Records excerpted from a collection
————

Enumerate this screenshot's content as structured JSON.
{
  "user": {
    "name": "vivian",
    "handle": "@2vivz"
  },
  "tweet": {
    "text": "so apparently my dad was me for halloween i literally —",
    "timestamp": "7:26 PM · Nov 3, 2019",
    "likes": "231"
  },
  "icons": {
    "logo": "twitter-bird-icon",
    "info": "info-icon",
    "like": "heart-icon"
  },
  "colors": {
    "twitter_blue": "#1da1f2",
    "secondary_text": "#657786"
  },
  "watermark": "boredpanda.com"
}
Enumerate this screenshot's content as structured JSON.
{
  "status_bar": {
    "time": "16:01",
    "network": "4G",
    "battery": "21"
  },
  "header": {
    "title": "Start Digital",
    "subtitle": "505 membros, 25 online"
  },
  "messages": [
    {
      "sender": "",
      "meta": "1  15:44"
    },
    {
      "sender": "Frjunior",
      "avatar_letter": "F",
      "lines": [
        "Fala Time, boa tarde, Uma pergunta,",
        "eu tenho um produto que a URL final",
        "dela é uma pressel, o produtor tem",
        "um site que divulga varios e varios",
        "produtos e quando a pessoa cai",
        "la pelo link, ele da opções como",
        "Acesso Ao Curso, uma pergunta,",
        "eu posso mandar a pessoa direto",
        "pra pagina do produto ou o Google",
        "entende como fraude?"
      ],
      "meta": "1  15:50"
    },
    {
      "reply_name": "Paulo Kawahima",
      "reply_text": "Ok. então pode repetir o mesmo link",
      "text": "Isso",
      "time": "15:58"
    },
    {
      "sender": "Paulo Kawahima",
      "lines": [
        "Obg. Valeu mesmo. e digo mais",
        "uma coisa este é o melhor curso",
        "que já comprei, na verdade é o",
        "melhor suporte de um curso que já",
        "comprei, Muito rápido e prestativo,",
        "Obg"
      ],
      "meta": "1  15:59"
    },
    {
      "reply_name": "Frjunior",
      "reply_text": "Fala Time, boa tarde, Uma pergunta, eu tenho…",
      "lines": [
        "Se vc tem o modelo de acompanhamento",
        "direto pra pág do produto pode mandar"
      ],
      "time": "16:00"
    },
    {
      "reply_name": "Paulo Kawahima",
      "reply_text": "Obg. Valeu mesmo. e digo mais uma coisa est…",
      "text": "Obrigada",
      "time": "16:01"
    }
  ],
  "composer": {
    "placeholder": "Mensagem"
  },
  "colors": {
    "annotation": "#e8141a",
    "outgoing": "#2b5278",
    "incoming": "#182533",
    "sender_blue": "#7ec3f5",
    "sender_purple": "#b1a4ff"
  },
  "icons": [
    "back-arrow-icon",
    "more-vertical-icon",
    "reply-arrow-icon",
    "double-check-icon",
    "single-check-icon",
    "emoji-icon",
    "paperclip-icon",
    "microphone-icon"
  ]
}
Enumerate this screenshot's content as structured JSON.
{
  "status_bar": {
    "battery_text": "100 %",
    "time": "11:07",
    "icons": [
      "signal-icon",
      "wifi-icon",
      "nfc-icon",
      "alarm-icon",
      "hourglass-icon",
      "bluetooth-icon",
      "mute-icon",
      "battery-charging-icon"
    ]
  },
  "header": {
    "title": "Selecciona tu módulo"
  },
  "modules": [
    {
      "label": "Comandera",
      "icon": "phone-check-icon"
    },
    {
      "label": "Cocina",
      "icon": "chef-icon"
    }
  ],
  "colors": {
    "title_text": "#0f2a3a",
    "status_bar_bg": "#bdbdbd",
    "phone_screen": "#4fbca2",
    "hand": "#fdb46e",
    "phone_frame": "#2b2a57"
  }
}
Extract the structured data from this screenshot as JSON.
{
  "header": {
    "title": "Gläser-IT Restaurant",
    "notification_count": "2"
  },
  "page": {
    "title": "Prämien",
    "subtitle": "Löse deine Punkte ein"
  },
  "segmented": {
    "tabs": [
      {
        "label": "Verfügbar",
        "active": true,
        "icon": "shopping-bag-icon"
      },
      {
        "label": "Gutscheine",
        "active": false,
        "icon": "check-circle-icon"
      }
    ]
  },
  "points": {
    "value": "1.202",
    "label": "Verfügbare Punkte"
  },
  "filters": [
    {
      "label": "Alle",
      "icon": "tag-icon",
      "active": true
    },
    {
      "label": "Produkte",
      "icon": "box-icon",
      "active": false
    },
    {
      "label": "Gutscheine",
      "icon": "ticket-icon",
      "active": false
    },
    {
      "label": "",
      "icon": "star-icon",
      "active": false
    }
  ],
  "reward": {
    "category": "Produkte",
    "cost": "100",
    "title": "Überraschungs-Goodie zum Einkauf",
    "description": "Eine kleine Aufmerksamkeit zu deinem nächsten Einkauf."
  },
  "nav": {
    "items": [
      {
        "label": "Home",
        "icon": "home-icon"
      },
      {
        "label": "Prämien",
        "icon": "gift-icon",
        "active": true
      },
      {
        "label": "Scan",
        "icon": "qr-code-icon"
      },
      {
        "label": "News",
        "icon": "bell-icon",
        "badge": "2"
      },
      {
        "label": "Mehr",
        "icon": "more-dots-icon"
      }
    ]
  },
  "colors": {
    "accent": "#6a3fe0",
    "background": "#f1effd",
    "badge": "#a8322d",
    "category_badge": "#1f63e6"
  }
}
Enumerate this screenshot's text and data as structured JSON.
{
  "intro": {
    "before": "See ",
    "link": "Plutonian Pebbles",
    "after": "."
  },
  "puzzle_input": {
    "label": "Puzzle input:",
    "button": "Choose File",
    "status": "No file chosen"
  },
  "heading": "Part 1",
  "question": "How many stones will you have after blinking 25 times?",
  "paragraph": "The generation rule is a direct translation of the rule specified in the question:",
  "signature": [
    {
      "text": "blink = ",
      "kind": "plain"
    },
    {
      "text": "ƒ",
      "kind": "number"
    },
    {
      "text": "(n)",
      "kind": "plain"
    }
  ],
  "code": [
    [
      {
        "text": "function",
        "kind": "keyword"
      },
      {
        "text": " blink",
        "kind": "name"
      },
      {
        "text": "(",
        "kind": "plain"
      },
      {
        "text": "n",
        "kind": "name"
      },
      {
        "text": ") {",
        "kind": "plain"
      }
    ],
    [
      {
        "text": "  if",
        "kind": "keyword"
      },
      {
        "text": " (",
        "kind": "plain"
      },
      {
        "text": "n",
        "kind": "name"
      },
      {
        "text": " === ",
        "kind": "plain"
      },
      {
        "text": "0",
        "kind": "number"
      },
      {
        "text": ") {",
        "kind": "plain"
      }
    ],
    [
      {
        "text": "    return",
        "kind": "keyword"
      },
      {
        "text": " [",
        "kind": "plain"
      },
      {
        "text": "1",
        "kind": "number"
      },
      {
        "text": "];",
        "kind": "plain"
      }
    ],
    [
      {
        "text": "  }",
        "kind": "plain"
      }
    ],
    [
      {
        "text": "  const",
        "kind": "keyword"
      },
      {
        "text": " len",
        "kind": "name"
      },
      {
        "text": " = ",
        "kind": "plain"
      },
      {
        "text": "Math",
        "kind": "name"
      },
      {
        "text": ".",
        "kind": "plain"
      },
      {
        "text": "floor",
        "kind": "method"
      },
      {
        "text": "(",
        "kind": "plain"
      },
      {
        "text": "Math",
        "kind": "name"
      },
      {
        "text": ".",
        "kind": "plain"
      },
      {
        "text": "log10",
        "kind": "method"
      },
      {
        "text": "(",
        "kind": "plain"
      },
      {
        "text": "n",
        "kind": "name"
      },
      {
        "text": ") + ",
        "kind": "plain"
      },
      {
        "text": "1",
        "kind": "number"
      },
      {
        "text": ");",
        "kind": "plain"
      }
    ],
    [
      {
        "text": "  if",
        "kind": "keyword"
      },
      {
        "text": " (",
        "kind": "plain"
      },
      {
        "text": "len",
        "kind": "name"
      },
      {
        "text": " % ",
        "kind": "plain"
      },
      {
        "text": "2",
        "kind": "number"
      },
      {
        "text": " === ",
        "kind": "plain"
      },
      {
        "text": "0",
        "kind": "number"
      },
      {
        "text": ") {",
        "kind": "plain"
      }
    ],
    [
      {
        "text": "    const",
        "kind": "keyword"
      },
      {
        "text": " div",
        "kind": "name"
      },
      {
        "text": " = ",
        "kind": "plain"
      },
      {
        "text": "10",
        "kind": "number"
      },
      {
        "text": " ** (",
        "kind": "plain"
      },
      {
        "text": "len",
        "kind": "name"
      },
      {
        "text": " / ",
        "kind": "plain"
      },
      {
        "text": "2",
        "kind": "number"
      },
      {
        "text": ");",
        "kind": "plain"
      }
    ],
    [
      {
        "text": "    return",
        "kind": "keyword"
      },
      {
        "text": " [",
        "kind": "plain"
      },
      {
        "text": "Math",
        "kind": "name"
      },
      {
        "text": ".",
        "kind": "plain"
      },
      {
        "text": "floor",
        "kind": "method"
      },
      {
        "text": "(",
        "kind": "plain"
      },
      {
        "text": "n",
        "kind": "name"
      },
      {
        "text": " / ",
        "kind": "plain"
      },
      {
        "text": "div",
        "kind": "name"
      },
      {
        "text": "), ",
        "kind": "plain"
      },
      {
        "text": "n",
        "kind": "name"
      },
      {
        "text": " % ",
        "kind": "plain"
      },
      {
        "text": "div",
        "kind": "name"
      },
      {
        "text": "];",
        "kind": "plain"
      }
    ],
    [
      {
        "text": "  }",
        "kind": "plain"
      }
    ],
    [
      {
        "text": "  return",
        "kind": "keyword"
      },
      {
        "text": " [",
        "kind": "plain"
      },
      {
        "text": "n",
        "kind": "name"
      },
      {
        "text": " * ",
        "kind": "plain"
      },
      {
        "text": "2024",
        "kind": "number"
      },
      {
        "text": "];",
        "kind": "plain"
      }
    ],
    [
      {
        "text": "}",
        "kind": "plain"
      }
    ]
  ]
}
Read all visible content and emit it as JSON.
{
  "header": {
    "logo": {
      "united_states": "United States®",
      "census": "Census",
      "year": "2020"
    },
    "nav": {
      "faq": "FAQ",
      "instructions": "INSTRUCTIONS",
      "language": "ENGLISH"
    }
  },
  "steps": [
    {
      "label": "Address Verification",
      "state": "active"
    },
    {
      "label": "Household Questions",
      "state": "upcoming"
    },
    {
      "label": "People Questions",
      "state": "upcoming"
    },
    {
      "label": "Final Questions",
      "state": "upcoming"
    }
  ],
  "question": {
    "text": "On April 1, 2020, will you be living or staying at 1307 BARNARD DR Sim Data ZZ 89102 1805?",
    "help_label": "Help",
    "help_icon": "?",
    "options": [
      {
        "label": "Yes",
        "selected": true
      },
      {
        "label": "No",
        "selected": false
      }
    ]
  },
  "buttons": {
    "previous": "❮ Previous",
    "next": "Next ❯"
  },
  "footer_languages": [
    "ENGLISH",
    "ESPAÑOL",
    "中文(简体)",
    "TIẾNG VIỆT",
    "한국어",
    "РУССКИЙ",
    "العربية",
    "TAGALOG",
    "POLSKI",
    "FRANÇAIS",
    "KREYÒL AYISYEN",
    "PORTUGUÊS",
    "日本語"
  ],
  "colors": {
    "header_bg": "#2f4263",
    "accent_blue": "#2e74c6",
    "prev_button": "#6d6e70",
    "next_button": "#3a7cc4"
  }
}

————

● **Short exercise**: In the entries above, count every line containing the word "Einkauf". Write only the total.

● **Written response**: 2